**Source records**:
· · ·

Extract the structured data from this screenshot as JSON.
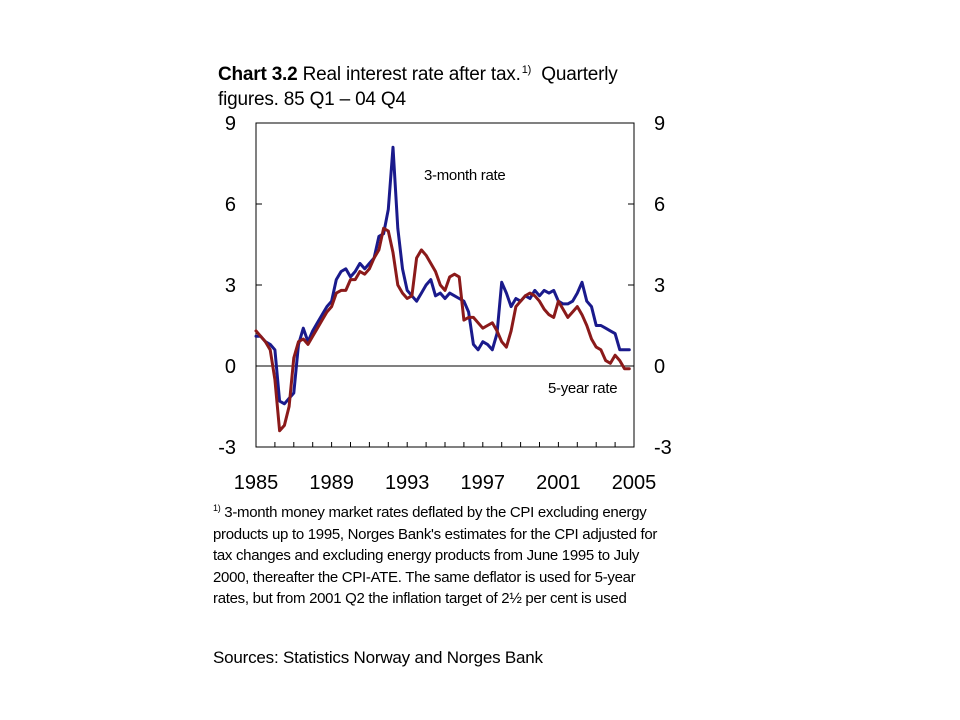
{
  "title": {
    "bold": "Chart 3.2",
    "line1_text": "Real interest rate after tax.",
    "sup": "1)",
    "line1_end": "Quarterly",
    "line2": "figures. 85 Q1 – 04 Q4"
  },
  "footnote": {
    "marker": "1)",
    "text": "3-month money market rates deflated by the CPI excluding energy products up to 1995, Norges Bank's estimates for the CPI adjusted for tax changes and excluding energy products from June 1995 to July 2000, thereafter the CPI-ATE.  The same deflator is used for 5-year rates, but from 2001 Q2 the inflation target of 2½ per cent is used"
  },
  "sources": "Sources: Statistics Norway and Norges Bank",
  "chart_data": {
    "type": "line",
    "xlim": [
      1985,
      2005
    ],
    "ylim": [
      -3,
      9
    ],
    "x_ticks": [
      1985,
      1989,
      1993,
      1997,
      2001,
      2005
    ],
    "x_tick_labels": [
      "1985",
      "1989",
      "1993",
      "1997",
      "2001",
      "2005"
    ],
    "y_ticks": [
      -3,
      0,
      3,
      6,
      9
    ],
    "y_tick_labels": [
      "-3",
      "0",
      "3",
      "6",
      "9"
    ],
    "right_axis": true,
    "grid": false,
    "zero_line": true,
    "annotations": [
      "3-month rate",
      "5-year rate"
    ],
    "series": [
      {
        "name": "3-month rate",
        "color": "#1a1a8c",
        "x": [
          1985.0,
          1985.25,
          1985.5,
          1985.75,
          1986.0,
          1986.25,
          1986.5,
          1986.75,
          1987.0,
          1987.25,
          1987.5,
          1987.75,
          1988.0,
          1988.25,
          1988.5,
          1988.75,
          1989.0,
          1989.25,
          1989.5,
          1989.75,
          1990.0,
          1990.25,
          1990.5,
          1990.75,
          1991.0,
          1991.25,
          1991.5,
          1991.75,
          1992.0,
          1992.25,
          1992.5,
          1992.75,
          1993.0,
          1993.25,
          1993.5,
          1993.75,
          1994.0,
          1994.25,
          1994.5,
          1994.75,
          1995.0,
          1995.25,
          1995.5,
          1995.75,
          1996.0,
          1996.25,
          1996.5,
          1996.75,
          1997.0,
          1997.25,
          1997.5,
          1997.75,
          1998.0,
          1998.25,
          1998.5,
          1998.75,
          1999.0,
          1999.25,
          1999.5,
          1999.75,
          2000.0,
          2000.25,
          2000.5,
          2000.75,
          2001.0,
          2001.25,
          2001.5,
          2001.75,
          2002.0,
          2002.25,
          2002.5,
          2002.75,
          2003.0,
          2003.25,
          2003.5,
          2003.75,
          2004.0,
          2004.25,
          2004.5,
          2004.75
        ],
        "values": [
          1.1,
          1.1,
          0.9,
          0.8,
          0.6,
          -1.3,
          -1.4,
          -1.2,
          -1.0,
          0.8,
          1.4,
          0.9,
          1.3,
          1.6,
          1.9,
          2.2,
          2.4,
          3.2,
          3.5,
          3.6,
          3.3,
          3.5,
          3.8,
          3.6,
          3.8,
          4.0,
          4.8,
          4.9,
          5.8,
          8.1,
          5.1,
          3.6,
          2.8,
          2.6,
          2.4,
          2.7,
          3.0,
          3.2,
          2.6,
          2.7,
          2.5,
          2.7,
          2.6,
          2.5,
          2.4,
          2.0,
          0.8,
          0.6,
          0.9,
          0.8,
          0.6,
          1.2,
          3.1,
          2.7,
          2.2,
          2.5,
          2.4,
          2.6,
          2.5,
          2.8,
          2.6,
          2.8,
          2.7,
          2.8,
          2.4,
          2.3,
          2.3,
          2.4,
          2.7,
          3.1,
          2.4,
          2.2,
          1.5,
          1.5,
          1.4,
          1.3,
          1.2,
          0.6,
          0.6,
          0.6
        ]
      },
      {
        "name": "5-year rate",
        "color": "#8b1a1a",
        "x": [
          1985.0,
          1985.25,
          1985.5,
          1985.75,
          1986.0,
          1986.25,
          1986.5,
          1986.75,
          1987.0,
          1987.25,
          1987.5,
          1987.75,
          1988.0,
          1988.25,
          1988.5,
          1988.75,
          1989.0,
          1989.25,
          1989.5,
          1989.75,
          1990.0,
          1990.25,
          1990.5,
          1990.75,
          1991.0,
          1991.25,
          1991.5,
          1991.75,
          1992.0,
          1992.25,
          1992.5,
          1992.75,
          1993.0,
          1993.25,
          1993.5,
          1993.75,
          1994.0,
          1994.25,
          1994.5,
          1994.75,
          1995.0,
          1995.25,
          1995.5,
          1995.75,
          1996.0,
          1996.25,
          1996.5,
          1996.75,
          1997.0,
          1997.25,
          1997.5,
          1997.75,
          1998.0,
          1998.25,
          1998.5,
          1998.75,
          1999.0,
          1999.25,
          1999.5,
          1999.75,
          2000.0,
          2000.25,
          2000.5,
          2000.75,
          2001.0,
          2001.25,
          2001.5,
          2001.75,
          2002.0,
          2002.25,
          2002.5,
          2002.75,
          2003.0,
          2003.25,
          2003.5,
          2003.75,
          2004.0,
          2004.25,
          2004.5,
          2004.75
        ],
        "values": [
          1.3,
          1.1,
          0.9,
          0.6,
          -0.5,
          -2.4,
          -2.2,
          -1.5,
          0.3,
          0.9,
          1.0,
          0.8,
          1.1,
          1.4,
          1.7,
          2.0,
          2.2,
          2.7,
          2.8,
          2.8,
          3.2,
          3.2,
          3.5,
          3.4,
          3.6,
          4.0,
          4.3,
          5.1,
          5.0,
          4.2,
          3.0,
          2.7,
          2.5,
          2.6,
          4.0,
          4.3,
          4.1,
          3.8,
          3.5,
          3.0,
          2.8,
          3.3,
          3.4,
          3.3,
          1.7,
          1.8,
          1.8,
          1.6,
          1.4,
          1.5,
          1.6,
          1.3,
          0.9,
          0.7,
          1.3,
          2.2,
          2.4,
          2.6,
          2.7,
          2.6,
          2.4,
          2.1,
          1.9,
          1.8,
          2.4,
          2.1,
          1.8,
          2.0,
          2.2,
          1.9,
          1.5,
          1.0,
          0.7,
          0.6,
          0.2,
          0.1,
          0.4,
          0.2,
          -0.1,
          -0.1
        ]
      }
    ]
  }
}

· · ·

**INSTRUCTION**:
Look through the listing and extract every line with "year" in it.

**FINISHED TASK**:
    "text": "3-month money market rates deflated by the CPI excluding energy products up to 1995, Norges Bank's estimates for the CPI adjusted for tax changes and excluding energy products from June 1995 to July 2000, thereafter the CPI-ATE.  The same deflator is used for 5-year rates, but from 2001 Q2 the inflation target of 2½ per cent is used"
      "5-year rate"
        "name": "5-year rate",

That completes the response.